- _PROBLEM_
Copy each line of the data below exactly, leaving out pictures.

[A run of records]
►

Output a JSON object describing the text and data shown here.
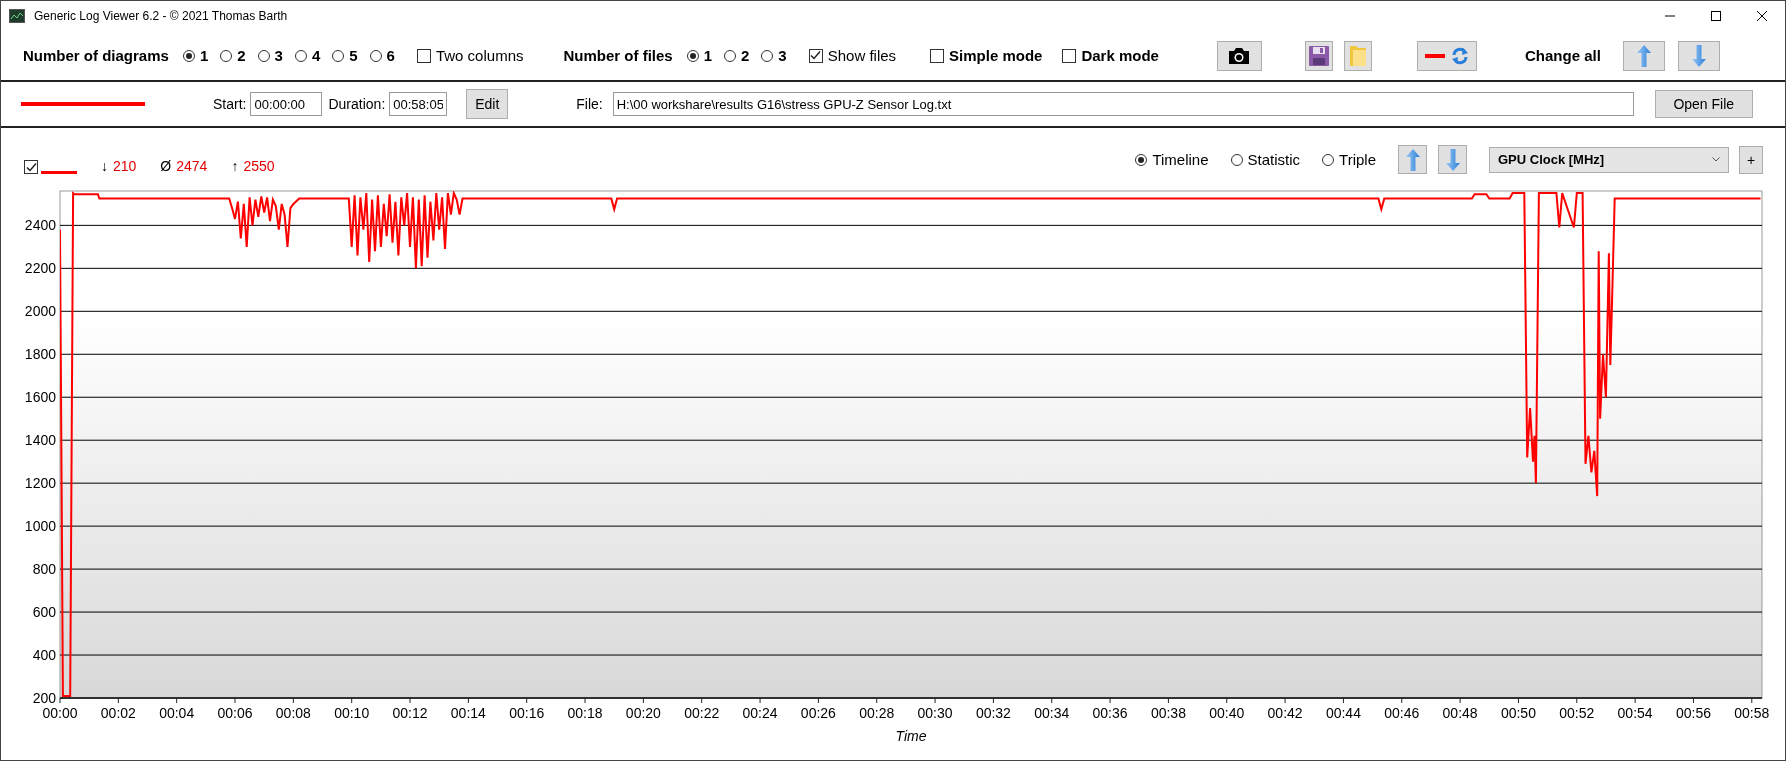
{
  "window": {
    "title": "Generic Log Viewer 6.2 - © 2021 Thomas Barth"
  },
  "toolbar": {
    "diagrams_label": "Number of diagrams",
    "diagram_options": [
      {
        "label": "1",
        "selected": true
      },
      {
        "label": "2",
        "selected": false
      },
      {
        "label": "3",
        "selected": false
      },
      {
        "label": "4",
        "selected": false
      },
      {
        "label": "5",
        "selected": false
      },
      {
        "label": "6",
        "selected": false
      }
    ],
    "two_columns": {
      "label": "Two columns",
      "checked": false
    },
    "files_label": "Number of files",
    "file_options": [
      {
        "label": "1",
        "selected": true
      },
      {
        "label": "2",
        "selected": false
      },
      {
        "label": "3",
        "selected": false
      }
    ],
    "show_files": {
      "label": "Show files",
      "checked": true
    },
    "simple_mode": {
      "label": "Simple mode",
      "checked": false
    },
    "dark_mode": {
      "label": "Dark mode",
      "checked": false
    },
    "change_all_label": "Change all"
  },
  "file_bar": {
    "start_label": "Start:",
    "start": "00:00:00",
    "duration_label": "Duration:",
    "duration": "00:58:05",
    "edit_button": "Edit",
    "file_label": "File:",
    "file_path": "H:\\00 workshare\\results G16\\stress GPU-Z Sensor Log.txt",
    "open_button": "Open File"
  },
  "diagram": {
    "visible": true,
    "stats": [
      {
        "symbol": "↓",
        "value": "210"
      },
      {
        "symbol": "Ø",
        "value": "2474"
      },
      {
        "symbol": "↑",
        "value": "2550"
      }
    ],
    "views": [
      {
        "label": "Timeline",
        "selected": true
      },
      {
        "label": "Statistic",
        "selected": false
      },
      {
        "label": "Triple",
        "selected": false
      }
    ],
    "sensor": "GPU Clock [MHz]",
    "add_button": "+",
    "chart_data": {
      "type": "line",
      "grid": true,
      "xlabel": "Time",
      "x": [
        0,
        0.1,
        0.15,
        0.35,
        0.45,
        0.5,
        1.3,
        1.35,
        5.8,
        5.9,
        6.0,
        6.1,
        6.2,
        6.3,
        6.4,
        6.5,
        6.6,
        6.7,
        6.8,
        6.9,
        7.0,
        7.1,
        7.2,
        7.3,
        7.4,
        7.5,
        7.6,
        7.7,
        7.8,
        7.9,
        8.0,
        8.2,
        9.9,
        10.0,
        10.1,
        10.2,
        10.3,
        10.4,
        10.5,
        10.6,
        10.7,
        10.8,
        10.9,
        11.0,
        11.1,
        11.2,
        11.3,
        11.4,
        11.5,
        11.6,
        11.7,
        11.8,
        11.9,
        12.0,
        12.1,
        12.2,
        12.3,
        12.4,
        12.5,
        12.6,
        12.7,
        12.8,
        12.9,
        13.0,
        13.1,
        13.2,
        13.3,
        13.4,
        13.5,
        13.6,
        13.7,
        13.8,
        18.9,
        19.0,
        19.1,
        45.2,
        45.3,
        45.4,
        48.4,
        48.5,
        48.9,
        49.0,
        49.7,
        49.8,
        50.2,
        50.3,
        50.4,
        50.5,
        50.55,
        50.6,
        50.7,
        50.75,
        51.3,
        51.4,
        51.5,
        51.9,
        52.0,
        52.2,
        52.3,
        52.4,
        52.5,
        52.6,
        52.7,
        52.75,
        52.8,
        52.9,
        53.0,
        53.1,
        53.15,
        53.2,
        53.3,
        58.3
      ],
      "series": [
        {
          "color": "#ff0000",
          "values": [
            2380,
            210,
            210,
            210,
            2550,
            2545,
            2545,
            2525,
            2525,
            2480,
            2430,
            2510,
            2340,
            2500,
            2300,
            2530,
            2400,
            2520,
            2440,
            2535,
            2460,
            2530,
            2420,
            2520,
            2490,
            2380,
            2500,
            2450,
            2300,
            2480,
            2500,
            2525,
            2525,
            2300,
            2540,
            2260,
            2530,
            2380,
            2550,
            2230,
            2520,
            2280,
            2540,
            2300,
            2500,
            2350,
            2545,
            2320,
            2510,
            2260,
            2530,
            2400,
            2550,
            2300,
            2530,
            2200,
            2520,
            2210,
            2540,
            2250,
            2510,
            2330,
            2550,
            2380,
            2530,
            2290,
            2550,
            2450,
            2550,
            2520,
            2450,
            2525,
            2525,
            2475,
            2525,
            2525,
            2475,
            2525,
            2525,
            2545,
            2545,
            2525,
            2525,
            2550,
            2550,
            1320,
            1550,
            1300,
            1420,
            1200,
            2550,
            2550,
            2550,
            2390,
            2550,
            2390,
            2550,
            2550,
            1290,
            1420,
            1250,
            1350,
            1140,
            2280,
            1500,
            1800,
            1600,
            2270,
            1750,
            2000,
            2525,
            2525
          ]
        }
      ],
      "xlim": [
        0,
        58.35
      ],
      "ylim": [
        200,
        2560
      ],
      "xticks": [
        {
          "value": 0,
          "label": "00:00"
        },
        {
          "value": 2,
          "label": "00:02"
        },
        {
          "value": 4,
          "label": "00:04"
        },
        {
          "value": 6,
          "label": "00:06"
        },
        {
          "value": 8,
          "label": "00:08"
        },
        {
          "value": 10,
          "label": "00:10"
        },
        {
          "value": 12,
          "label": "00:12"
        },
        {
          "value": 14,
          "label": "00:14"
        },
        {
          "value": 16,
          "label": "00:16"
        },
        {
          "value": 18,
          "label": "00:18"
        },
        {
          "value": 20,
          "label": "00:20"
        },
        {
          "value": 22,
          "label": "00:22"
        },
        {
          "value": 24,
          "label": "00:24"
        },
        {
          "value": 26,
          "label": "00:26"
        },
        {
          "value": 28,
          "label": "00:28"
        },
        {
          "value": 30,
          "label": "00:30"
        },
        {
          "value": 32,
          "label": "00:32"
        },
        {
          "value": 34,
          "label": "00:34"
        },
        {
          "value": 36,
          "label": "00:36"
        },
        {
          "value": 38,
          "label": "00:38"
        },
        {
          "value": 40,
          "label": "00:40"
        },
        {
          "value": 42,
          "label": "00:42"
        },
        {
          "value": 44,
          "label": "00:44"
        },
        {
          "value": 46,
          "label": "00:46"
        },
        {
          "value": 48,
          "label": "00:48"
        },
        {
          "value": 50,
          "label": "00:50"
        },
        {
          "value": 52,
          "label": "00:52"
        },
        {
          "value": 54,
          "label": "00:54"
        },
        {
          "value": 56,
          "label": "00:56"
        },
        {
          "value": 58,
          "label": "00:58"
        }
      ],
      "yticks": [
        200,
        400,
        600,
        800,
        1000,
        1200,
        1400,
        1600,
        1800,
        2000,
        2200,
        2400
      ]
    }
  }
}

◄

- _ANSWER TO THIS PROBLEM_
Output a JSON object describing the text and data shown here.
{
  "window": {
    "title": "Generic Log Viewer 6.2 - © 2021 Thomas Barth"
  },
  "toolbar": {
    "diagrams_label": "Number of diagrams",
    "diagram_options": [
      {
        "label": "1",
        "selected": true
      },
      {
        "label": "2",
        "selected": false
      },
      {
        "label": "3",
        "selected": false
      },
      {
        "label": "4",
        "selected": false
      },
      {
        "label": "5",
        "selected": false
      },
      {
        "label": "6",
        "selected": false
      }
    ],
    "two_columns": {
      "label": "Two columns",
      "checked": false
    },
    "files_label": "Number of files",
    "file_options": [
      {
        "label": "1",
        "selected": true
      },
      {
        "label": "2",
        "selected": false
      },
      {
        "label": "3",
        "selected": false
      }
    ],
    "show_files": {
      "label": "Show files",
      "checked": true
    },
    "simple_mode": {
      "label": "Simple mode",
      "checked": false
    },
    "dark_mode": {
      "label": "Dark mode",
      "checked": false
    },
    "change_all_label": "Change all"
  },
  "file_bar": {
    "start_label": "Start:",
    "start": "00:00:00",
    "duration_label": "Duration:",
    "duration": "00:58:05",
    "edit_button": "Edit",
    "file_label": "File:",
    "file_path": "H:\\00 workshare\\results G16\\stress GPU-Z Sensor Log.txt",
    "open_button": "Open File"
  },
  "diagram": {
    "visible": true,
    "stats": [
      {
        "symbol": "↓",
        "value": "210"
      },
      {
        "symbol": "Ø",
        "value": "2474"
      },
      {
        "symbol": "↑",
        "value": "2550"
      }
    ],
    "views": [
      {
        "label": "Timeline",
        "selected": true
      },
      {
        "label": "Statistic",
        "selected": false
      },
      {
        "label": "Triple",
        "selected": false
      }
    ],
    "sensor": "GPU Clock [MHz]",
    "add_button": "+",
    "chart_data": {
      "type": "line",
      "grid": true,
      "xlabel": "Time",
      "x": [
        0,
        0.1,
        0.15,
        0.35,
        0.45,
        0.5,
        1.3,
        1.35,
        5.8,
        5.9,
        6.0,
        6.1,
        6.2,
        6.3,
        6.4,
        6.5,
        6.6,
        6.7,
        6.8,
        6.9,
        7.0,
        7.1,
        7.2,
        7.3,
        7.4,
        7.5,
        7.6,
        7.7,
        7.8,
        7.9,
        8.0,
        8.2,
        9.9,
        10.0,
        10.1,
        10.2,
        10.3,
        10.4,
        10.5,
        10.6,
        10.7,
        10.8,
        10.9,
        11.0,
        11.1,
        11.2,
        11.3,
        11.4,
        11.5,
        11.6,
        11.7,
        11.8,
        11.9,
        12.0,
        12.1,
        12.2,
        12.3,
        12.4,
        12.5,
        12.6,
        12.7,
        12.8,
        12.9,
        13.0,
        13.1,
        13.2,
        13.3,
        13.4,
        13.5,
        13.6,
        13.7,
        13.8,
        18.9,
        19.0,
        19.1,
        45.2,
        45.3,
        45.4,
        48.4,
        48.5,
        48.9,
        49.0,
        49.7,
        49.8,
        50.2,
        50.3,
        50.4,
        50.5,
        50.55,
        50.6,
        50.7,
        50.75,
        51.3,
        51.4,
        51.5,
        51.9,
        52.0,
        52.2,
        52.3,
        52.4,
        52.5,
        52.6,
        52.7,
        52.75,
        52.8,
        52.9,
        53.0,
        53.1,
        53.15,
        53.2,
        53.3,
        58.3
      ],
      "series": [
        {
          "color": "#ff0000",
          "values": [
            2380,
            210,
            210,
            210,
            2550,
            2545,
            2545,
            2525,
            2525,
            2480,
            2430,
            2510,
            2340,
            2500,
            2300,
            2530,
            2400,
            2520,
            2440,
            2535,
            2460,
            2530,
            2420,
            2520,
            2490,
            2380,
            2500,
            2450,
            2300,
            2480,
            2500,
            2525,
            2525,
            2300,
            2540,
            2260,
            2530,
            2380,
            2550,
            2230,
            2520,
            2280,
            2540,
            2300,
            2500,
            2350,
            2545,
            2320,
            2510,
            2260,
            2530,
            2400,
            2550,
            2300,
            2530,
            2200,
            2520,
            2210,
            2540,
            2250,
            2510,
            2330,
            2550,
            2380,
            2530,
            2290,
            2550,
            2450,
            2550,
            2520,
            2450,
            2525,
            2525,
            2475,
            2525,
            2525,
            2475,
            2525,
            2525,
            2545,
            2545,
            2525,
            2525,
            2550,
            2550,
            1320,
            1550,
            1300,
            1420,
            1200,
            2550,
            2550,
            2550,
            2390,
            2550,
            2390,
            2550,
            2550,
            1290,
            1420,
            1250,
            1350,
            1140,
            2280,
            1500,
            1800,
            1600,
            2270,
            1750,
            2000,
            2525,
            2525
          ]
        }
      ],
      "xlim": [
        0,
        58.35
      ],
      "ylim": [
        200,
        2560
      ],
      "xticks": [
        {
          "value": 0,
          "label": "00:00"
        },
        {
          "value": 2,
          "label": "00:02"
        },
        {
          "value": 4,
          "label": "00:04"
        },
        {
          "value": 6,
          "label": "00:06"
        },
        {
          "value": 8,
          "label": "00:08"
        },
        {
          "value": 10,
          "label": "00:10"
        },
        {
          "value": 12,
          "label": "00:12"
        },
        {
          "value": 14,
          "label": "00:14"
        },
        {
          "value": 16,
          "label": "00:16"
        },
        {
          "value": 18,
          "label": "00:18"
        },
        {
          "value": 20,
          "label": "00:20"
        },
        {
          "value": 22,
          "label": "00:22"
        },
        {
          "value": 24,
          "label": "00:24"
        },
        {
          "value": 26,
          "label": "00:26"
        },
        {
          "value": 28,
          "label": "00:28"
        },
        {
          "value": 30,
          "label": "00:30"
        },
        {
          "value": 32,
          "label": "00:32"
        },
        {
          "value": 34,
          "label": "00:34"
        },
        {
          "value": 36,
          "label": "00:36"
        },
        {
          "value": 38,
          "label": "00:38"
        },
        {
          "value": 40,
          "label": "00:40"
        },
        {
          "value": 42,
          "label": "00:42"
        },
        {
          "value": 44,
          "label": "00:44"
        },
        {
          "value": 46,
          "label": "00:46"
        },
        {
          "value": 48,
          "label": "00:48"
        },
        {
          "value": 50,
          "label": "00:50"
        },
        {
          "value": 52,
          "label": "00:52"
        },
        {
          "value": 54,
          "label": "00:54"
        },
        {
          "value": 56,
          "label": "00:56"
        },
        {
          "value": 58,
          "label": "00:58"
        }
      ],
      "yticks": [
        200,
        400,
        600,
        800,
        1000,
        1200,
        1400,
        1600,
        1800,
        2000,
        2200,
        2400
      ]
    }
  }
}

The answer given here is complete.